Work to complete - Report every line in the listing below where the string "diet" shows up.

[begin Material provided]

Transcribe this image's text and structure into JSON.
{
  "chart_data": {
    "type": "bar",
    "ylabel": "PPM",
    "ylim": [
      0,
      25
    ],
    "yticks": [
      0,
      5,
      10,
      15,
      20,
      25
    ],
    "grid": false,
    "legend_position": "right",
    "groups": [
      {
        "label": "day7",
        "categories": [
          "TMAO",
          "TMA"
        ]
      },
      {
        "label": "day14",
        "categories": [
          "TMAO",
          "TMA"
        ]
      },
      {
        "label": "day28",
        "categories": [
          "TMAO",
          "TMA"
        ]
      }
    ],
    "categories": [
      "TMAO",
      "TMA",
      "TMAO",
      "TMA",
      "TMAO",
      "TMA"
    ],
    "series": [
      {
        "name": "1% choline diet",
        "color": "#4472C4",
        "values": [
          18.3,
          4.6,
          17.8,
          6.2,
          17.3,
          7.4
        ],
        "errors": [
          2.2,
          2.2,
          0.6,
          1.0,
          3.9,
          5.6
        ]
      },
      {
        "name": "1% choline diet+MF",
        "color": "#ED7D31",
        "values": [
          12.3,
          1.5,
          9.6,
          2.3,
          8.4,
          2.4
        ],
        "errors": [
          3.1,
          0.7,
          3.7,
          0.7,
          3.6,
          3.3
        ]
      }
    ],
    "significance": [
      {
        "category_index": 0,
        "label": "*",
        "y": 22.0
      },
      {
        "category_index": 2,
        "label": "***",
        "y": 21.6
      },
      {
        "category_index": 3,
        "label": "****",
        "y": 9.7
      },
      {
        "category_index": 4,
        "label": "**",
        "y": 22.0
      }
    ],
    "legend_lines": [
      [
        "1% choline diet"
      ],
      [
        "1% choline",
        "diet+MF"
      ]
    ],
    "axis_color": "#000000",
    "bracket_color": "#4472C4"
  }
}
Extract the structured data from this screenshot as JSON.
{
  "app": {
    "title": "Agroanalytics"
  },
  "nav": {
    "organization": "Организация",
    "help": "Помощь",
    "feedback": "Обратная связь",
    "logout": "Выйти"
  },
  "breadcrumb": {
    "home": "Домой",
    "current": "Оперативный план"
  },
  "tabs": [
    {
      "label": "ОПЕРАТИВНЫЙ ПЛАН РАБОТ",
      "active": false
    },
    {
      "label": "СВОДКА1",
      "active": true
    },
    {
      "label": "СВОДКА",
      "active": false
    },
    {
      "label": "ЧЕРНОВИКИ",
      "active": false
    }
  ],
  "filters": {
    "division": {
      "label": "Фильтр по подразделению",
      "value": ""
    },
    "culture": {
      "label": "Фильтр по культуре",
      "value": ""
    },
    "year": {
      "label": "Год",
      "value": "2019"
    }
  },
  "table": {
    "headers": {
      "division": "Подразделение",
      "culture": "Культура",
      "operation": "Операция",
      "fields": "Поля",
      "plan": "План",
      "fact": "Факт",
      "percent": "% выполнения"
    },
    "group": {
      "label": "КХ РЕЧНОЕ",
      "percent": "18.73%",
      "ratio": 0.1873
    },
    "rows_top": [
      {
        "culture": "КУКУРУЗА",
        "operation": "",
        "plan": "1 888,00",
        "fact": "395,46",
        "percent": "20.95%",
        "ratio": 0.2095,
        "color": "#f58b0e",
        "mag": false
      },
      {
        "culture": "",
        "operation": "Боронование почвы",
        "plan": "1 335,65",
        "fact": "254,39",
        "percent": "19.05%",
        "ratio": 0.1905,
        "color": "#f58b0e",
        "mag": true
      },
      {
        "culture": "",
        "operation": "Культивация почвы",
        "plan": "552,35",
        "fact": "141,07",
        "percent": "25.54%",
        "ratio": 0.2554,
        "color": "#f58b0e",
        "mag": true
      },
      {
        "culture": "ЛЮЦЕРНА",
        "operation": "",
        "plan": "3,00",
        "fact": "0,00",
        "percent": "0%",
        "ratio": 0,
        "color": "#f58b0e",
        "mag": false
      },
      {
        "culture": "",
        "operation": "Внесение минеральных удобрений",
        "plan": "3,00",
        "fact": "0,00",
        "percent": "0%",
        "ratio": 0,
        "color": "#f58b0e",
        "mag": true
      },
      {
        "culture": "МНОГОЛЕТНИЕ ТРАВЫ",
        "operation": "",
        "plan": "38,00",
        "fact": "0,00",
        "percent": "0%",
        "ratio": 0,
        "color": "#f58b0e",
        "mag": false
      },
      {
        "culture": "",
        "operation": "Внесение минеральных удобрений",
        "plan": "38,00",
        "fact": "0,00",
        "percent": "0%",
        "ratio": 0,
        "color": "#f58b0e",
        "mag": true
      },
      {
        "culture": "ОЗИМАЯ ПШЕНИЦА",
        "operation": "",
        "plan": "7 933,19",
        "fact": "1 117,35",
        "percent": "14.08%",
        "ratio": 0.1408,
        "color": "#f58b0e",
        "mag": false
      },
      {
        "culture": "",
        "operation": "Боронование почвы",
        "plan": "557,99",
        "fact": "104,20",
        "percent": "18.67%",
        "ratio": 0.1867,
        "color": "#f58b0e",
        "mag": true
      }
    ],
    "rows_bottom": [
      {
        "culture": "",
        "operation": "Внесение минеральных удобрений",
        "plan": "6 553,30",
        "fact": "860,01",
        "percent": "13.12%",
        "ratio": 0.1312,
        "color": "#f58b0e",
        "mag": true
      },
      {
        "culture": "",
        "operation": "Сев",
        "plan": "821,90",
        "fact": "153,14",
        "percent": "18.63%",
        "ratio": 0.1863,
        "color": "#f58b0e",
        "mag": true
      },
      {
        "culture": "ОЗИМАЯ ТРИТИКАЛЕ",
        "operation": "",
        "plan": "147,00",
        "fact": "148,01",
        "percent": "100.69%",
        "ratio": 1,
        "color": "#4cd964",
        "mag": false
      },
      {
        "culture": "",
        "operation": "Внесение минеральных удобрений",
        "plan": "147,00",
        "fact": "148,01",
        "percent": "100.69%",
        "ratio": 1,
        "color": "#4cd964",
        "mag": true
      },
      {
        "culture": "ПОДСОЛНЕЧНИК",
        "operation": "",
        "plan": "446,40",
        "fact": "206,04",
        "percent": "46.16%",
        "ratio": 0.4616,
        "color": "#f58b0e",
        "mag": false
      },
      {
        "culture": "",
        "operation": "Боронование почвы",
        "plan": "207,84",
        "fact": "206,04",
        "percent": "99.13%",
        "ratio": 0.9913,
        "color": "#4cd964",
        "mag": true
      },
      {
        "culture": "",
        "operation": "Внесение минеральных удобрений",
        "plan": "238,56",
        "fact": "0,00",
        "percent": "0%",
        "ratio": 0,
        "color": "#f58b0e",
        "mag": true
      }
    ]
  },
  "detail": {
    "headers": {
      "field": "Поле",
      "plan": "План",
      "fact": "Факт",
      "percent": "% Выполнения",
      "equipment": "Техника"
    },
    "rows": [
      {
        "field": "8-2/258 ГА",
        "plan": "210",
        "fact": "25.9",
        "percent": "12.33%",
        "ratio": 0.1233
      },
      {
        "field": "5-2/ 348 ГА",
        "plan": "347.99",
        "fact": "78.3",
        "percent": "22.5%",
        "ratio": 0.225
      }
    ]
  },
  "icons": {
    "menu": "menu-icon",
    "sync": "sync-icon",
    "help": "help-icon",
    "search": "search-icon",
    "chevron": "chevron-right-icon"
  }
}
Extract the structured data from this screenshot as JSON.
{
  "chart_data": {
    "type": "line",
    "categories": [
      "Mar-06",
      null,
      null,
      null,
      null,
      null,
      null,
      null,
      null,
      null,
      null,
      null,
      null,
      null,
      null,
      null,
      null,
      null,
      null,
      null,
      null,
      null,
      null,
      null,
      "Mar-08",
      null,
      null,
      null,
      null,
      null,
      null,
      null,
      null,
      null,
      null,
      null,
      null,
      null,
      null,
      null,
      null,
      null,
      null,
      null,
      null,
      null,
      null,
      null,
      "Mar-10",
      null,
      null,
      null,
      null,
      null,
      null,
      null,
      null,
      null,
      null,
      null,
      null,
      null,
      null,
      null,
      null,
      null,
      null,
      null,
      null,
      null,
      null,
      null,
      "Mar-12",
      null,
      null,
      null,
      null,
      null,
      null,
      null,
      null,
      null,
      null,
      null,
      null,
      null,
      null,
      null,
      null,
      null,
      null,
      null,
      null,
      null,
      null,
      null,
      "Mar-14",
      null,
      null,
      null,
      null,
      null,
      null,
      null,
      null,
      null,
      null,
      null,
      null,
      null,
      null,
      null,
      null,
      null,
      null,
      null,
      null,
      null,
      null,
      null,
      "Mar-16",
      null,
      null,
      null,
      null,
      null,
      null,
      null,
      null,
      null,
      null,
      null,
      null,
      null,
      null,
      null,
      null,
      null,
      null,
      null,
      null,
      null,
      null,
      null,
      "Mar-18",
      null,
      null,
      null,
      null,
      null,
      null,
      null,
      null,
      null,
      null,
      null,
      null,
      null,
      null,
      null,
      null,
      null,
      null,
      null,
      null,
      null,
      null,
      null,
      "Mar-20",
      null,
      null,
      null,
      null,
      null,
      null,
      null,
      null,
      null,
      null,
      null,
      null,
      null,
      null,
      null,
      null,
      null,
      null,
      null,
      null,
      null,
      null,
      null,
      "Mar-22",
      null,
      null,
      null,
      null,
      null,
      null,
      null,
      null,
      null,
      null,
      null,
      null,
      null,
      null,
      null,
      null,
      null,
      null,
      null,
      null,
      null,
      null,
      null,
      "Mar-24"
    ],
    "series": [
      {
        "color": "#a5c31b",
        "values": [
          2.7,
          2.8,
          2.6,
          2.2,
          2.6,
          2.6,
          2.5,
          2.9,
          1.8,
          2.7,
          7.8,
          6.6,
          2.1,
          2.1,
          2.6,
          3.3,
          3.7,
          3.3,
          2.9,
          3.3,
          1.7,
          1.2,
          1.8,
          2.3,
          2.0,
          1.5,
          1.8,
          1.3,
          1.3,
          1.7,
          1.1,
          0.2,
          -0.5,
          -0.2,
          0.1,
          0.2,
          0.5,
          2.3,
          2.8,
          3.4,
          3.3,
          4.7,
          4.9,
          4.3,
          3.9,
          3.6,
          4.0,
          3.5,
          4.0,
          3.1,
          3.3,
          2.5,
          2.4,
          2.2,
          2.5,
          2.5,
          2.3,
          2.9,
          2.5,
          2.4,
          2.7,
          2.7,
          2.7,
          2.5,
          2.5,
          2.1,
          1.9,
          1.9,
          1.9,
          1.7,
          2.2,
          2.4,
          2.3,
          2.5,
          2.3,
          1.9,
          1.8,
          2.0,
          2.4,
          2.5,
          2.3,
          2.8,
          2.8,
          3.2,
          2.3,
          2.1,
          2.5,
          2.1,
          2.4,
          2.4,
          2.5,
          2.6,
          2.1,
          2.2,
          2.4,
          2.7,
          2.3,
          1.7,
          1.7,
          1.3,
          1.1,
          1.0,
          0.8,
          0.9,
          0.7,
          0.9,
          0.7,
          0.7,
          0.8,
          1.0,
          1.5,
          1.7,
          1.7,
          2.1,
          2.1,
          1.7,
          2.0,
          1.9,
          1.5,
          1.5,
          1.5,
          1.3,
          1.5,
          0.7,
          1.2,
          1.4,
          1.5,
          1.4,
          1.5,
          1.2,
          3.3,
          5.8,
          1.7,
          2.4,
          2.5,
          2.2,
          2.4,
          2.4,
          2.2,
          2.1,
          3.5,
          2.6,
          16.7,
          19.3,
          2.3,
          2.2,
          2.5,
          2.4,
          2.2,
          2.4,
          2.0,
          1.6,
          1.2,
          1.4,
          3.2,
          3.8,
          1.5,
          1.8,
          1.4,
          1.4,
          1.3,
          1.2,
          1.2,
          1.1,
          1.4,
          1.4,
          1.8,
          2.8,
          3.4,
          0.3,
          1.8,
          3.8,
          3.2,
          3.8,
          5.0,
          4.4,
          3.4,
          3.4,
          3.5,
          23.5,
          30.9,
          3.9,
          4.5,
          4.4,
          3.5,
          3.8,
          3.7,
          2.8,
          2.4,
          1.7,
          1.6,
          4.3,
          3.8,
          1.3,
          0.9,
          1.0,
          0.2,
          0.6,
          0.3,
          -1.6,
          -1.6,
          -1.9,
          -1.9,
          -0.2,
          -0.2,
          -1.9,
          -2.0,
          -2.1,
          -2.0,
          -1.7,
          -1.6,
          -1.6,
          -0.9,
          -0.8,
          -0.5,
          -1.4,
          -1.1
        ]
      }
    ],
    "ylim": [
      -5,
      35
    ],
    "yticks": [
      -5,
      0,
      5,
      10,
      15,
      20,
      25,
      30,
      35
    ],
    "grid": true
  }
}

[end Material provided]

Response for this exercise -
        "name": "1% choline diet",
        "name": "1% choline diet+MF",
        "1% choline diet"
        "diet+MF"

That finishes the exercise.